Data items
++++++++

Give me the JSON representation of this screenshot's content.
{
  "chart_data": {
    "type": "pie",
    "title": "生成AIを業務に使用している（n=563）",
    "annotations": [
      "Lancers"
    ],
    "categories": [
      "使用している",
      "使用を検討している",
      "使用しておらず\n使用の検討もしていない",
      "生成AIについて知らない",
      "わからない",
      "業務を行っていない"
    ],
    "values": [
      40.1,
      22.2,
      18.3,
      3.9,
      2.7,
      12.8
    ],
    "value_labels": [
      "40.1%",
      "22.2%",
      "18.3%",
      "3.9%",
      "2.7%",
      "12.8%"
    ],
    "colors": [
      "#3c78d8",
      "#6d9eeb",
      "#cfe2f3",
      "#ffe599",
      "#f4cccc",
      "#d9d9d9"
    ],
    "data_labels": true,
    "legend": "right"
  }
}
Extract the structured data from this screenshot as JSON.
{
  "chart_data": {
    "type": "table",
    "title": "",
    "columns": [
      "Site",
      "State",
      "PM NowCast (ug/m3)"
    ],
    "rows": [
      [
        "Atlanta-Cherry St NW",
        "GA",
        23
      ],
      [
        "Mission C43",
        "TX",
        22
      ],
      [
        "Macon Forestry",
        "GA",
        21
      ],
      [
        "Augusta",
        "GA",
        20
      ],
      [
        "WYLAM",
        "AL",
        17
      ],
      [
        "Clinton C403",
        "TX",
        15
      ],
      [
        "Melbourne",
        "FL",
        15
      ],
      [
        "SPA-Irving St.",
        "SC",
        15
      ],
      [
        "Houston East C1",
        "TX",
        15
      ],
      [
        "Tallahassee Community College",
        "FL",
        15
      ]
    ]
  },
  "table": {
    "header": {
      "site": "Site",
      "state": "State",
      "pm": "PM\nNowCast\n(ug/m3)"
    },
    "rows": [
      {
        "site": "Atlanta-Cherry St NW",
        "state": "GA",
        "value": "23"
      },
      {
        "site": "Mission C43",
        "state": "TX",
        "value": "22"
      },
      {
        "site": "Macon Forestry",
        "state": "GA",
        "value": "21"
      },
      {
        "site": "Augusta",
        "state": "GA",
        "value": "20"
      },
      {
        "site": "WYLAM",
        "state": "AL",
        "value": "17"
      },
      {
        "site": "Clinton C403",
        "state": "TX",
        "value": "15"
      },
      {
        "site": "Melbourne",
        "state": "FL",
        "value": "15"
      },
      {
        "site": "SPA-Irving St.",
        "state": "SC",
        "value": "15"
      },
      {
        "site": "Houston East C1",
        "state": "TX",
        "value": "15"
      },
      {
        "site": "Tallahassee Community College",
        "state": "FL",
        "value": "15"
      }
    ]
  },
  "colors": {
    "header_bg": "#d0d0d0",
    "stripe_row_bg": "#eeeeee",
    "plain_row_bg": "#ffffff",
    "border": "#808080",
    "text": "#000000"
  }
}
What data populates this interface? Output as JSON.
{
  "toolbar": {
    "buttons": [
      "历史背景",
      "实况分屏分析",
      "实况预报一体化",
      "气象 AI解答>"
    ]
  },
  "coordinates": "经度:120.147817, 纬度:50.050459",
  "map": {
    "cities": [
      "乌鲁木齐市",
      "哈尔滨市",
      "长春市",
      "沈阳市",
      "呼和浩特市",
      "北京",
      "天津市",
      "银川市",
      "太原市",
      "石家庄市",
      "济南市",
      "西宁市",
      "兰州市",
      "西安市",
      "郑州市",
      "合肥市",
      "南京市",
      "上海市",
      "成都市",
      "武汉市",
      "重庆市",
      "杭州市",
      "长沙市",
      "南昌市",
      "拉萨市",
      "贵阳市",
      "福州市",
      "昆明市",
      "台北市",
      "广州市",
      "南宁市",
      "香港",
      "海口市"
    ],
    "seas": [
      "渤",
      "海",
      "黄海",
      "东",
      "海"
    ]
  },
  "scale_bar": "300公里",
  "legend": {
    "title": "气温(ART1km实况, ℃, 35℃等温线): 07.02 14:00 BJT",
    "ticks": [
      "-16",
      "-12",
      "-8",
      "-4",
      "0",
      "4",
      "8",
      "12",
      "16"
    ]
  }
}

++++++++

[DIRECTION] Write the entire listing out again, word for word.

[IN RESPONSE]
Give me the JSON representation of this screenshot's content.
{
  "chart_data": {
    "type": "pie",
    "title": "生成AIを業務に使用している（n=563）",
    "annotations": [
      "Lancers"
    ],
    "categories": [
      "使用している",
      "使用を検討している",
      "使用しておらず\n使用の検討もしていない",
      "生成AIについて知らない",
      "わからない",
      "業務を行っていない"
    ],
    "values": [
      40.1,
      22.2,
      18.3,
      3.9,
      2.7,
      12.8
    ],
    "value_labels": [
      "40.1%",
      "22.2%",
      "18.3%",
      "3.9%",
      "2.7%",
      "12.8%"
    ],
    "colors": [
      "#3c78d8",
      "#6d9eeb",
      "#cfe2f3",
      "#ffe599",
      "#f4cccc",
      "#d9d9d9"
    ],
    "data_labels": true,
    "legend": "right"
  }
}
Extract the structured data from this screenshot as JSON.
{
  "chart_data": {
    "type": "table",
    "title": "",
    "columns": [
      "Site",
      "State",
      "PM NowCast (ug/m3)"
    ],
    "rows": [
      [
        "Atlanta-Cherry St NW",
        "GA",
        23
      ],
      [
        "Mission C43",
        "TX",
        22
      ],
      [
        "Macon Forestry",
        "GA",
        21
      ],
      [
        "Augusta",
        "GA",
        20
      ],
      [
        "WYLAM",
        "AL",
        17
      ],
      [
        "Clinton C403",
        "TX",
        15
      ],
      [
        "Melbourne",
        "FL",
        15
      ],
      [
        "SPA-Irving St.",
        "SC",
        15
      ],
      [
        "Houston East C1",
        "TX",
        15
      ],
      [
        "Tallahassee Community College",
        "FL",
        15
      ]
    ]
  },
  "table": {
    "header": {
      "site": "Site",
      "state": "State",
      "pm": "PM\nNowCast\n(ug/m3)"
    },
    "rows": [
      {
        "site": "Atlanta-Cherry St NW",
        "state": "GA",
        "value": "23"
      },
      {
        "site": "Mission C43",
        "state": "TX",
        "value": "22"
      },
      {
        "site": "Macon Forestry",
        "state": "GA",
        "value": "21"
      },
      {
        "site": "Augusta",
        "state": "GA",
        "value": "20"
      },
      {
        "site": "WYLAM",
        "state": "AL",
        "value": "17"
      },
      {
        "site": "Clinton C403",
        "state": "TX",
        "value": "15"
      },
      {
        "site": "Melbourne",
        "state": "FL",
        "value": "15"
      },
      {
        "site": "SPA-Irving St.",
        "state": "SC",
        "value": "15"
      },
      {
        "site": "Houston East C1",
        "state": "TX",
        "value": "15"
      },
      {
        "site": "Tallahassee Community College",
        "state": "FL",
        "value": "15"
      }
    ]
  },
  "colors": {
    "header_bg": "#d0d0d0",
    "stripe_row_bg": "#eeeeee",
    "plain_row_bg": "#ffffff",
    "border": "#808080",
    "text": "#000000"
  }
}
What data populates this interface? Output as JSON.
{
  "toolbar": {
    "buttons": [
      "历史背景",
      "实况分屏分析",
      "实况预报一体化",
      "气象 AI解答>"
    ]
  },
  "coordinates": "经度:120.147817, 纬度:50.050459",
  "map": {
    "cities": [
      "乌鲁木齐市",
      "哈尔滨市",
      "长春市",
      "沈阳市",
      "呼和浩特市",
      "北京",
      "天津市",
      "银川市",
      "太原市",
      "石家庄市",
      "济南市",
      "西宁市",
      "兰州市",
      "西安市",
      "郑州市",
      "合肥市",
      "南京市",
      "上海市",
      "成都市",
      "武汉市",
      "重庆市",
      "杭州市",
      "长沙市",
      "南昌市",
      "拉萨市",
      "贵阳市",
      "福州市",
      "昆明市",
      "台北市",
      "广州市",
      "南宁市",
      "香港",
      "海口市"
    ],
    "seas": [
      "渤",
      "海",
      "黄海",
      "东",
      "海"
    ]
  },
  "scale_bar": "300公里",
  "legend": {
    "title": "气温(ART1km实况, ℃, 35℃等温线): 07.02 14:00 BJT",
    "ticks": [
      "-16",
      "-12",
      "-8",
      "-4",
      "0",
      "4",
      "8",
      "12",
      "16"
    ]
  }
}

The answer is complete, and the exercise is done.